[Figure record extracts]
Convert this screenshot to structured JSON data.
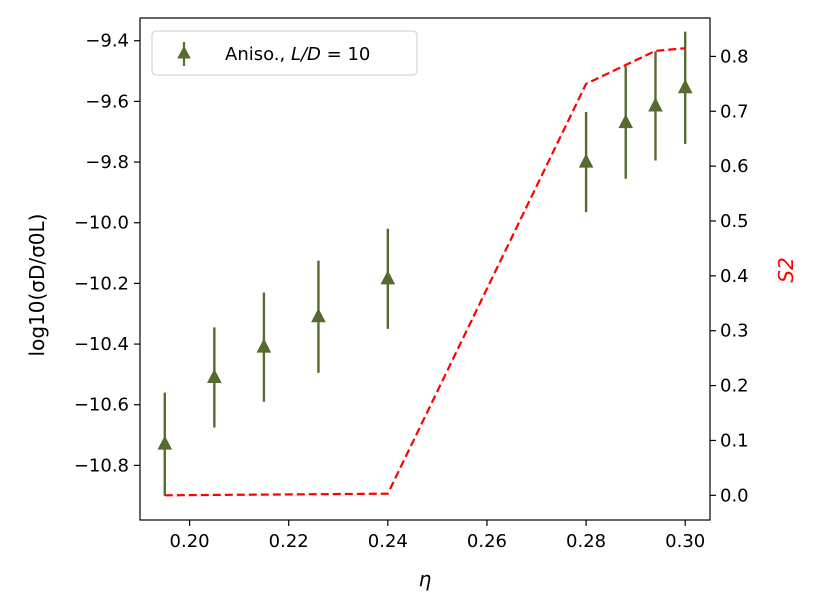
{
  "chart_data": {
    "type": "scatter",
    "x_axis": {
      "label": "η",
      "range": [
        0.19,
        0.305
      ],
      "ticks": [
        0.2,
        0.22,
        0.24,
        0.26,
        0.28,
        0.3
      ],
      "tick_labels": [
        "0.20",
        "0.22",
        "0.24",
        "0.26",
        "0.28",
        "0.30"
      ]
    },
    "y_axis_left": {
      "label": "log10(σD/σ0L)",
      "range": [
        -10.98,
        -9.325
      ],
      "ticks": [
        -10.8,
        -10.6,
        -10.4,
        -10.2,
        -10.0,
        -9.8,
        -9.6,
        -9.4
      ],
      "tick_labels": [
        "−10.8",
        "−10.6",
        "−10.4",
        "−10.2",
        "−10.0",
        "−9.8",
        "−9.6",
        "−9.4"
      ]
    },
    "y_axis_right": {
      "label": "S2",
      "color": "#ff0000",
      "range": [
        -0.045,
        0.87
      ],
      "ticks": [
        0.0,
        0.1,
        0.2,
        0.3,
        0.4,
        0.5,
        0.6,
        0.7,
        0.8
      ],
      "tick_labels": [
        "0.0",
        "0.1",
        "0.2",
        "0.3",
        "0.4",
        "0.5",
        "0.6",
        "0.7",
        "0.8"
      ]
    },
    "series": [
      {
        "name": "Aniso., L/D = 10",
        "axis": "left",
        "kind": "errorbar",
        "marker": "triangle-up",
        "color": "#556b2f",
        "points": [
          {
            "x": 0.195,
            "y": -10.73,
            "err": 0.17
          },
          {
            "x": 0.205,
            "y": -10.51,
            "err": 0.165
          },
          {
            "x": 0.215,
            "y": -10.41,
            "err": 0.18
          },
          {
            "x": 0.226,
            "y": -10.31,
            "err": 0.185
          },
          {
            "x": 0.24,
            "y": -10.185,
            "err": 0.165
          },
          {
            "x": 0.28,
            "y": -9.8,
            "err": 0.165
          },
          {
            "x": 0.288,
            "y": -9.67,
            "err": 0.185
          },
          {
            "x": 0.294,
            "y": -9.615,
            "err": 0.18
          },
          {
            "x": 0.3,
            "y": -9.555,
            "err": 0.185
          }
        ]
      },
      {
        "name": "",
        "axis": "right",
        "kind": "line",
        "style": "dashed",
        "color": "#ff0000",
        "points": [
          {
            "x": 0.195,
            "y": 0.0
          },
          {
            "x": 0.24,
            "y": 0.003
          },
          {
            "x": 0.28,
            "y": 0.75
          },
          {
            "x": 0.294,
            "y": 0.81
          },
          {
            "x": 0.3,
            "y": 0.815
          }
        ]
      }
    ],
    "legend": {
      "placement": "upper-left",
      "entries": [
        {
          "label_main": "Aniso., ",
          "label_ld": "L/D",
          "label_eq": " = 10",
          "marker": "triangle-up",
          "color": "#556b2f"
        }
      ]
    },
    "grid": false
  }
}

* Short exercise *
Pictures don't belong in the copy. Transcribe every record exactly as it appears.

* Solution to this problem *
Convert this screenshot to structured JSON data.
{
  "chart_data": {
    "type": "scatter",
    "x_axis": {
      "label": "η",
      "range": [
        0.19,
        0.305
      ],
      "ticks": [
        0.2,
        0.22,
        0.24,
        0.26,
        0.28,
        0.3
      ],
      "tick_labels": [
        "0.20",
        "0.22",
        "0.24",
        "0.26",
        "0.28",
        "0.30"
      ]
    },
    "y_axis_left": {
      "label": "log10(σD/σ0L)",
      "range": [
        -10.98,
        -9.325
      ],
      "ticks": [
        -10.8,
        -10.6,
        -10.4,
        -10.2,
        -10.0,
        -9.8,
        -9.6,
        -9.4
      ],
      "tick_labels": [
        "−10.8",
        "−10.6",
        "−10.4",
        "−10.2",
        "−10.0",
        "−9.8",
        "−9.6",
        "−9.4"
      ]
    },
    "y_axis_right": {
      "label": "S2",
      "color": "#ff0000",
      "range": [
        -0.045,
        0.87
      ],
      "ticks": [
        0.0,
        0.1,
        0.2,
        0.3,
        0.4,
        0.5,
        0.6,
        0.7,
        0.8
      ],
      "tick_labels": [
        "0.0",
        "0.1",
        "0.2",
        "0.3",
        "0.4",
        "0.5",
        "0.6",
        "0.7",
        "0.8"
      ]
    },
    "series": [
      {
        "name": "Aniso., L/D = 10",
        "axis": "left",
        "kind": "errorbar",
        "marker": "triangle-up",
        "color": "#556b2f",
        "points": [
          {
            "x": 0.195,
            "y": -10.73,
            "err": 0.17
          },
          {
            "x": 0.205,
            "y": -10.51,
            "err": 0.165
          },
          {
            "x": 0.215,
            "y": -10.41,
            "err": 0.18
          },
          {
            "x": 0.226,
            "y": -10.31,
            "err": 0.185
          },
          {
            "x": 0.24,
            "y": -10.185,
            "err": 0.165
          },
          {
            "x": 0.28,
            "y": -9.8,
            "err": 0.165
          },
          {
            "x": 0.288,
            "y": -9.67,
            "err": 0.185
          },
          {
            "x": 0.294,
            "y": -9.615,
            "err": 0.18
          },
          {
            "x": 0.3,
            "y": -9.555,
            "err": 0.185
          }
        ]
      },
      {
        "name": "",
        "axis": "right",
        "kind": "line",
        "style": "dashed",
        "color": "#ff0000",
        "points": [
          {
            "x": 0.195,
            "y": 0.0
          },
          {
            "x": 0.24,
            "y": 0.003
          },
          {
            "x": 0.28,
            "y": 0.75
          },
          {
            "x": 0.294,
            "y": 0.81
          },
          {
            "x": 0.3,
            "y": 0.815
          }
        ]
      }
    ],
    "legend": {
      "placement": "upper-left",
      "entries": [
        {
          "label_main": "Aniso., ",
          "label_ld": "L/D",
          "label_eq": " = 10",
          "marker": "triangle-up",
          "color": "#556b2f"
        }
      ]
    },
    "grid": false
  }
}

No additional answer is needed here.